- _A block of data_
━━━━━━

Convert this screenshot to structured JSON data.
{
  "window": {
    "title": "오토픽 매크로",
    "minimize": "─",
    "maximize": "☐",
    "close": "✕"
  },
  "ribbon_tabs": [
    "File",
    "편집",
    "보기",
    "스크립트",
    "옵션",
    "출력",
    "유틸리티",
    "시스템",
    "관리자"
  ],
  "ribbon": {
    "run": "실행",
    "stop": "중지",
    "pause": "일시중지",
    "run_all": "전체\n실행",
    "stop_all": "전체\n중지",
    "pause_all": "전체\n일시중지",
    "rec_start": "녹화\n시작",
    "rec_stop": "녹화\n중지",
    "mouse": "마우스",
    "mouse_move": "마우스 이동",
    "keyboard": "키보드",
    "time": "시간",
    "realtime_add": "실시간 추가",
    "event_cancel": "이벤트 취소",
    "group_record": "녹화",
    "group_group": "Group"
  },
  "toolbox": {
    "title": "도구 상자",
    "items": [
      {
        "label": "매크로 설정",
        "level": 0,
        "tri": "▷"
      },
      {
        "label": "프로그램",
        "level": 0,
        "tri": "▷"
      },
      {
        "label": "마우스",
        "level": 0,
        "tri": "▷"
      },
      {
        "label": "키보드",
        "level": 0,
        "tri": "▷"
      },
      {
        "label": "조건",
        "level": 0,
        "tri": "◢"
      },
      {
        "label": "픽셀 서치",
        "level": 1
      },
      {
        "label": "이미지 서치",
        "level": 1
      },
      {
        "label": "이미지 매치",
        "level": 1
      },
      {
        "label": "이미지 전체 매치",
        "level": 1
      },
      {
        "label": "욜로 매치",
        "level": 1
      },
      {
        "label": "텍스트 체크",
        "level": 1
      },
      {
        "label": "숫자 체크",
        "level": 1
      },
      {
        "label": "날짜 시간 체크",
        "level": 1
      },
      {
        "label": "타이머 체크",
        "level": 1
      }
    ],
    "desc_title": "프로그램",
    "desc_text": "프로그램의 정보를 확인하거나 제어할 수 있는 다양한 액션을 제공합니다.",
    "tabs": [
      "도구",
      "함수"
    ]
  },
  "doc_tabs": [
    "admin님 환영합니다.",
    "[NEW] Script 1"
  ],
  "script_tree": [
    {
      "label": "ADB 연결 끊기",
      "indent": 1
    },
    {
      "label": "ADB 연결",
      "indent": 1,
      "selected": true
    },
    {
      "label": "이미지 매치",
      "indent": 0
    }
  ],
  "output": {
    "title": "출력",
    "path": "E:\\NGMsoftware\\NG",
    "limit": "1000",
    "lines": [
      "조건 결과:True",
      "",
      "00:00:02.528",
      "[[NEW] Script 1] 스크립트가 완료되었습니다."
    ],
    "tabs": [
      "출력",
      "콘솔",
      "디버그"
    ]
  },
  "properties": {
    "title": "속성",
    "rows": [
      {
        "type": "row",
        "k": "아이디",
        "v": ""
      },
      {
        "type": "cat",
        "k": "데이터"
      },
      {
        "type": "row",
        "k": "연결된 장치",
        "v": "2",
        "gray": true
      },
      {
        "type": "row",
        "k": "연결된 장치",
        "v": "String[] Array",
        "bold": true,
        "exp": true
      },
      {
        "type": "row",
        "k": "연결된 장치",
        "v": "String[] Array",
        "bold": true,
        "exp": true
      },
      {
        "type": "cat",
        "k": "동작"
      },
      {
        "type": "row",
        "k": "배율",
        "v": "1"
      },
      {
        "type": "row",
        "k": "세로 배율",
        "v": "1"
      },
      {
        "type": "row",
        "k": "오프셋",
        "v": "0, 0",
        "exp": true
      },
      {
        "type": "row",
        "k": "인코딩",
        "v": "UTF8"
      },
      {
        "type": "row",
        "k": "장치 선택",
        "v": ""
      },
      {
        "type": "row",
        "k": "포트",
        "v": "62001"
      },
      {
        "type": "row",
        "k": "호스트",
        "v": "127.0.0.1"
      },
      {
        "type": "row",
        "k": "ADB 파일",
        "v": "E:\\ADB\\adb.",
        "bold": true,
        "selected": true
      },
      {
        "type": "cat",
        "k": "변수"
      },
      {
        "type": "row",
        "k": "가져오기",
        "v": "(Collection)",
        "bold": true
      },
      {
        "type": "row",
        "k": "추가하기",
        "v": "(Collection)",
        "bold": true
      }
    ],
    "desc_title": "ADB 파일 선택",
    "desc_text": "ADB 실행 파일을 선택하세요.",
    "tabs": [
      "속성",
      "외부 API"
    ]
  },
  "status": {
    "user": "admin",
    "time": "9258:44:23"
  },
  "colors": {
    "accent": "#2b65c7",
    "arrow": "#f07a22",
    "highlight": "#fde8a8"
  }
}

━━━━━━

Word for word, quote all of the data above.

Convert this screenshot to structured JSON data.
{
  "window": {
    "title": "오토픽 매크로",
    "minimize": "─",
    "maximize": "☐",
    "close": "✕"
  },
  "ribbon_tabs": [
    "File",
    "편집",
    "보기",
    "스크립트",
    "옵션",
    "출력",
    "유틸리티",
    "시스템",
    "관리자"
  ],
  "ribbon": {
    "run": "실행",
    "stop": "중지",
    "pause": "일시중지",
    "run_all": "전체\n실행",
    "stop_all": "전체\n중지",
    "pause_all": "전체\n일시중지",
    "rec_start": "녹화\n시작",
    "rec_stop": "녹화\n중지",
    "mouse": "마우스",
    "mouse_move": "마우스 이동",
    "keyboard": "키보드",
    "time": "시간",
    "realtime_add": "실시간 추가",
    "event_cancel": "이벤트 취소",
    "group_record": "녹화",
    "group_group": "Group"
  },
  "toolbox": {
    "title": "도구 상자",
    "items": [
      {
        "label": "매크로 설정",
        "level": 0,
        "tri": "▷"
      },
      {
        "label": "프로그램",
        "level": 0,
        "tri": "▷"
      },
      {
        "label": "마우스",
        "level": 0,
        "tri": "▷"
      },
      {
        "label": "키보드",
        "level": 0,
        "tri": "▷"
      },
      {
        "label": "조건",
        "level": 0,
        "tri": "◢"
      },
      {
        "label": "픽셀 서치",
        "level": 1
      },
      {
        "label": "이미지 서치",
        "level": 1
      },
      {
        "label": "이미지 매치",
        "level": 1
      },
      {
        "label": "이미지 전체 매치",
        "level": 1
      },
      {
        "label": "욜로 매치",
        "level": 1
      },
      {
        "label": "텍스트 체크",
        "level": 1
      },
      {
        "label": "숫자 체크",
        "level": 1
      },
      {
        "label": "날짜 시간 체크",
        "level": 1
      },
      {
        "label": "타이머 체크",
        "level": 1
      }
    ],
    "desc_title": "프로그램",
    "desc_text": "프로그램의 정보를 확인하거나 제어할 수 있는 다양한 액션을 제공합니다.",
    "tabs": [
      "도구",
      "함수"
    ]
  },
  "doc_tabs": [
    "admin님 환영합니다.",
    "[NEW] Script 1"
  ],
  "script_tree": [
    {
      "label": "ADB 연결 끊기",
      "indent": 1
    },
    {
      "label": "ADB 연결",
      "indent": 1,
      "selected": true
    },
    {
      "label": "이미지 매치",
      "indent": 0
    }
  ],
  "output": {
    "title": "출력",
    "path": "E:\\NGMsoftware\\NG",
    "limit": "1000",
    "lines": [
      "조건 결과:True",
      "",
      "00:00:02.528",
      "[[NEW] Script 1] 스크립트가 완료되었습니다."
    ],
    "tabs": [
      "출력",
      "콘솔",
      "디버그"
    ]
  },
  "properties": {
    "title": "속성",
    "rows": [
      {
        "type": "row",
        "k": "아이디",
        "v": ""
      },
      {
        "type": "cat",
        "k": "데이터"
      },
      {
        "type": "row",
        "k": "연결된 장치",
        "v": "2",
        "gray": true
      },
      {
        "type": "row",
        "k": "연결된 장치",
        "v": "String[] Array",
        "bold": true,
        "exp": true
      },
      {
        "type": "row",
        "k": "연결된 장치",
        "v": "String[] Array",
        "bold": true,
        "exp": true
      },
      {
        "type": "cat",
        "k": "동작"
      },
      {
        "type": "row",
        "k": "배율",
        "v": "1"
      },
      {
        "type": "row",
        "k": "세로 배율",
        "v": "1"
      },
      {
        "type": "row",
        "k": "오프셋",
        "v": "0, 0",
        "exp": true
      },
      {
        "type": "row",
        "k": "인코딩",
        "v": "UTF8"
      },
      {
        "type": "row",
        "k": "장치 선택",
        "v": ""
      },
      {
        "type": "row",
        "k": "포트",
        "v": "62001"
      },
      {
        "type": "row",
        "k": "호스트",
        "v": "127.0.0.1"
      },
      {
        "type": "row",
        "k": "ADB 파일",
        "v": "E:\\ADB\\adb.",
        "bold": true,
        "selected": true
      },
      {
        "type": "cat",
        "k": "변수"
      },
      {
        "type": "row",
        "k": "가져오기",
        "v": "(Collection)",
        "bold": true
      },
      {
        "type": "row",
        "k": "추가하기",
        "v": "(Collection)",
        "bold": true
      }
    ],
    "desc_title": "ADB 파일 선택",
    "desc_text": "ADB 실행 파일을 선택하세요.",
    "tabs": [
      "속성",
      "외부 API"
    ]
  },
  "status": {
    "user": "admin",
    "time": "9258:44:23"
  },
  "colors": {
    "accent": "#2b65c7",
    "arrow": "#f07a22",
    "highlight": "#fde8a8"
  }
}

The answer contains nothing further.